§ **INSTRUCTION**: What is the number of lines holding the word "Software"? Write that number and nothing else.
────────────────────
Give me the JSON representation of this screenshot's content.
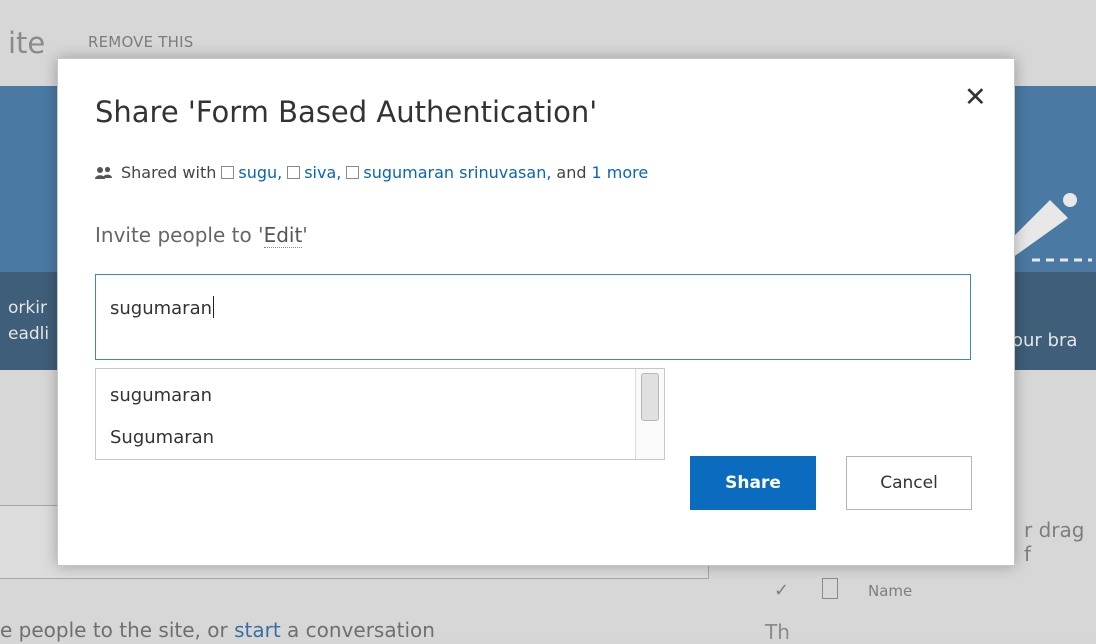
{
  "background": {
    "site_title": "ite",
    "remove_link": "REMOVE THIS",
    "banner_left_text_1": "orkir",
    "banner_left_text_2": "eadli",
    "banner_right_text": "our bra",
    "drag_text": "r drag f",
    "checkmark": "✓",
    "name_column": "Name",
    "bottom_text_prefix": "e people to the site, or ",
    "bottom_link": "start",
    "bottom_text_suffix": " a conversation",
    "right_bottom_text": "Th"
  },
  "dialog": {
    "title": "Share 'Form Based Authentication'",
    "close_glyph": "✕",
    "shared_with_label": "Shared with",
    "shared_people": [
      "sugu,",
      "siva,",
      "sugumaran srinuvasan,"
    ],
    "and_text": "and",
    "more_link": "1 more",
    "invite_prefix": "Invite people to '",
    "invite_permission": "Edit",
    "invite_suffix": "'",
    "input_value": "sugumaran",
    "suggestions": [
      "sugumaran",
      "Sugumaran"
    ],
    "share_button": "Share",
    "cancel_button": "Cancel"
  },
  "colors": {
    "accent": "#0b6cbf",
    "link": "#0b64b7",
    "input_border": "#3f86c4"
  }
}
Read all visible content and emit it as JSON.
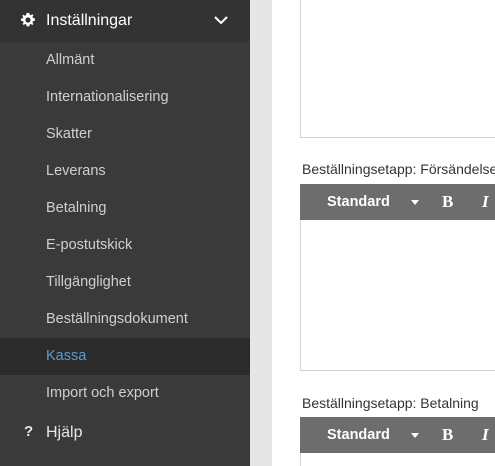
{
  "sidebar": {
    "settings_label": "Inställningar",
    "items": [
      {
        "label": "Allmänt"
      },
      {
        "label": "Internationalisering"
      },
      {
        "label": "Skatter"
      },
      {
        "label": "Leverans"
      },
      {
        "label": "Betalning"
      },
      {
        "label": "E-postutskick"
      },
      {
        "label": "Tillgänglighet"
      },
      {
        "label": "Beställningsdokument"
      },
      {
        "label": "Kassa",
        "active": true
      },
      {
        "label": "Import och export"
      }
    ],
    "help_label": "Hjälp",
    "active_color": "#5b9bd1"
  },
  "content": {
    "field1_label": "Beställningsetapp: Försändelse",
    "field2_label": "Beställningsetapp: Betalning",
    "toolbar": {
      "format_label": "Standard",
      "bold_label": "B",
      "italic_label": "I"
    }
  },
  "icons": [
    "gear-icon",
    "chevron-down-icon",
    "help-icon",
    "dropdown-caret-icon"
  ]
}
────────────────────
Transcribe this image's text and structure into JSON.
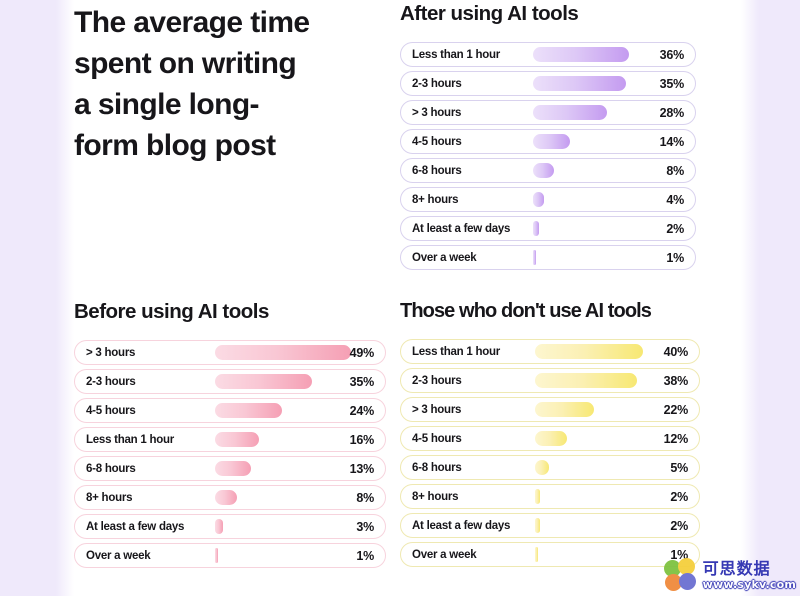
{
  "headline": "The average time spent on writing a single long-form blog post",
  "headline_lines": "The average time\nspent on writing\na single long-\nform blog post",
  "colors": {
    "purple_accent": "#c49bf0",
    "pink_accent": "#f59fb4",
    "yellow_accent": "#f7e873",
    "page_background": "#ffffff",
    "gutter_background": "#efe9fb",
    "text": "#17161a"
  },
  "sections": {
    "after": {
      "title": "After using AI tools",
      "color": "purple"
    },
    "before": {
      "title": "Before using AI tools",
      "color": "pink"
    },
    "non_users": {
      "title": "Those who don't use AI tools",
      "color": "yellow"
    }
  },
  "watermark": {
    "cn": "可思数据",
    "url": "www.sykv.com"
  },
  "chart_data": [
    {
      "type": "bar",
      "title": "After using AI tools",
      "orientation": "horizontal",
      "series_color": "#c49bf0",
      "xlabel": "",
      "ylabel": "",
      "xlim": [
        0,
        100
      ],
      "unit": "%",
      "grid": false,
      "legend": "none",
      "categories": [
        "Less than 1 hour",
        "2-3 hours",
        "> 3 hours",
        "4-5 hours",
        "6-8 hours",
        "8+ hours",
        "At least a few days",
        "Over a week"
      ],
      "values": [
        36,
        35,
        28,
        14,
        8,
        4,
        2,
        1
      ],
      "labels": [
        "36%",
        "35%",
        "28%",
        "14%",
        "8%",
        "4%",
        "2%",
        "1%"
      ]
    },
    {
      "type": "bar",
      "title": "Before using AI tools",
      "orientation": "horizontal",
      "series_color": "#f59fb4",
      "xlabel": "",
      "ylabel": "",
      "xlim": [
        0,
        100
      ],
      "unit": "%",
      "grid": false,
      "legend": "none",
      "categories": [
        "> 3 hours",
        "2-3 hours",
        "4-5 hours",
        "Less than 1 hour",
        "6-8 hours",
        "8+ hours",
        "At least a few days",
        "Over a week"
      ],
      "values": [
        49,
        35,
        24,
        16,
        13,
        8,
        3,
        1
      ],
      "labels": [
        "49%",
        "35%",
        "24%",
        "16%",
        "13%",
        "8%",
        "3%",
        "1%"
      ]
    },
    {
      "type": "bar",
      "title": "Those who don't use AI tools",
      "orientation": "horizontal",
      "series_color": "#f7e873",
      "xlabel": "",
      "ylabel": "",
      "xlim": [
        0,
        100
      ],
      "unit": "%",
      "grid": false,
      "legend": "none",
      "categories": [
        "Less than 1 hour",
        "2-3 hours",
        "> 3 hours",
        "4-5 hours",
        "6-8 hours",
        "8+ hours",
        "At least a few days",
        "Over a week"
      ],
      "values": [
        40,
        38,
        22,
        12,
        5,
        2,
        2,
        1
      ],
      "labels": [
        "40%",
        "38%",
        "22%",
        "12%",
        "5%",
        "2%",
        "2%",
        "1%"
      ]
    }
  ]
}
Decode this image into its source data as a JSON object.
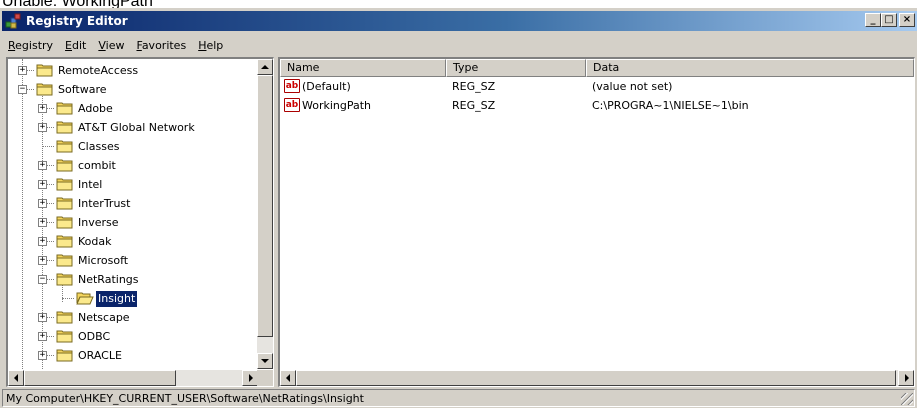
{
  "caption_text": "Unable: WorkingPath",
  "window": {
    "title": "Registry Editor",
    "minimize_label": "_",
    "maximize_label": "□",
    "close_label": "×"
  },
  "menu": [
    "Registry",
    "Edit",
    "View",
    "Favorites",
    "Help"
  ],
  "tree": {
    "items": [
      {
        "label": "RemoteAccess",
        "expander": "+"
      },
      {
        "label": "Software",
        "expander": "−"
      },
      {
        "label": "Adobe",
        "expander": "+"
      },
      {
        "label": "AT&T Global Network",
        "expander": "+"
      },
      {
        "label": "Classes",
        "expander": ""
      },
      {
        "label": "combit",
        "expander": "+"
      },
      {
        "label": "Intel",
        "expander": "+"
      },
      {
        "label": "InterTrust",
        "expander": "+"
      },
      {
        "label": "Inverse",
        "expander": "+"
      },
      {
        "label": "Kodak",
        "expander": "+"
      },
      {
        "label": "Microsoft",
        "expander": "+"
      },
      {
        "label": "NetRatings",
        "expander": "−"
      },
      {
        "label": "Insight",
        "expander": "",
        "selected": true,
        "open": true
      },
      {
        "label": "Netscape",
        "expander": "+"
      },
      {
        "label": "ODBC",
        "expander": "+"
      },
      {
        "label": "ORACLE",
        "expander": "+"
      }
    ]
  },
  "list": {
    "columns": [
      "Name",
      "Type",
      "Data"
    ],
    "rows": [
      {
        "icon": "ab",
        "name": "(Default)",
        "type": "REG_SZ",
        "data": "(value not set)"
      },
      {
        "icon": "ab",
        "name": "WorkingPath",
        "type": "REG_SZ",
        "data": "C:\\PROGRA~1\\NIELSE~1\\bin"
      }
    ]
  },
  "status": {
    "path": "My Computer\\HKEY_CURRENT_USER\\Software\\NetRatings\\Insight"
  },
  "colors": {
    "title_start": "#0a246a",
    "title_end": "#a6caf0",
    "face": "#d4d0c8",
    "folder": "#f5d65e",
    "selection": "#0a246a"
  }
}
────────────────────
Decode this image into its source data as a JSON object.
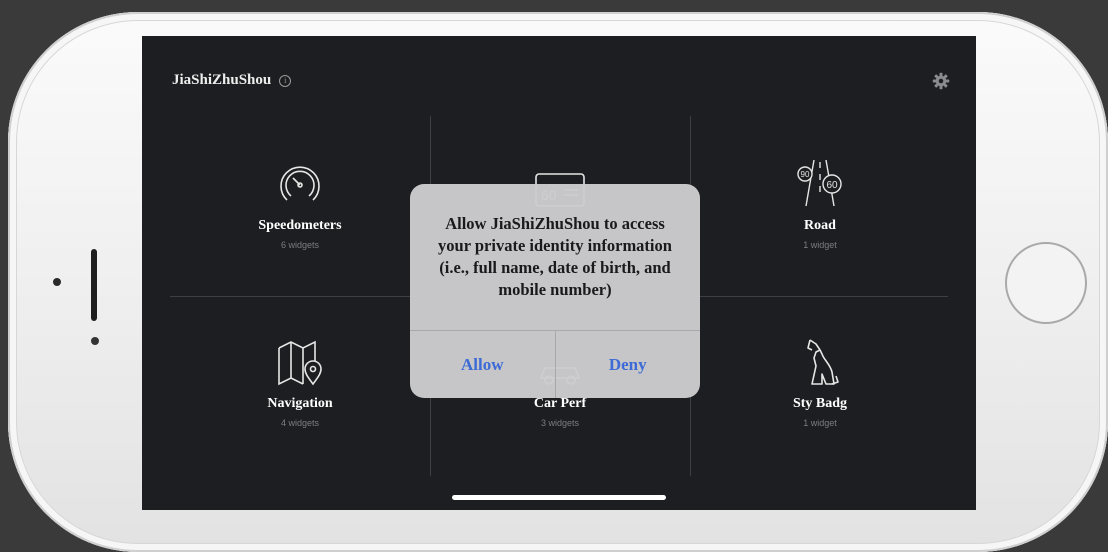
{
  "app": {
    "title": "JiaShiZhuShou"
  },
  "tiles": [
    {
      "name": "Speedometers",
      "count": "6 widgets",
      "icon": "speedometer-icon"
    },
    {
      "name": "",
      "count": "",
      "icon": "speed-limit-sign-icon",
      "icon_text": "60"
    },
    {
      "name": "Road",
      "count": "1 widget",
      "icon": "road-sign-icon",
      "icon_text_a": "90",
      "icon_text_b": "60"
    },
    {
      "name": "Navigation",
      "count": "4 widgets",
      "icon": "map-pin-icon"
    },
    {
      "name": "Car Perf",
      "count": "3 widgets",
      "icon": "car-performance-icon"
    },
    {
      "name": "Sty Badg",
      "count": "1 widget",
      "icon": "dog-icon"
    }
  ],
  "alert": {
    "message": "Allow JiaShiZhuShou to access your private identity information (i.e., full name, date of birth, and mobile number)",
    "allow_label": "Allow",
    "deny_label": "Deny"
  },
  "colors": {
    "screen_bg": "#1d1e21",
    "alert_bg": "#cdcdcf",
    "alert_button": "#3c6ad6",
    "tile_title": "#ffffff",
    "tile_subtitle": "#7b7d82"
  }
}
────────────────────
§ **IN RESPONSE**: 2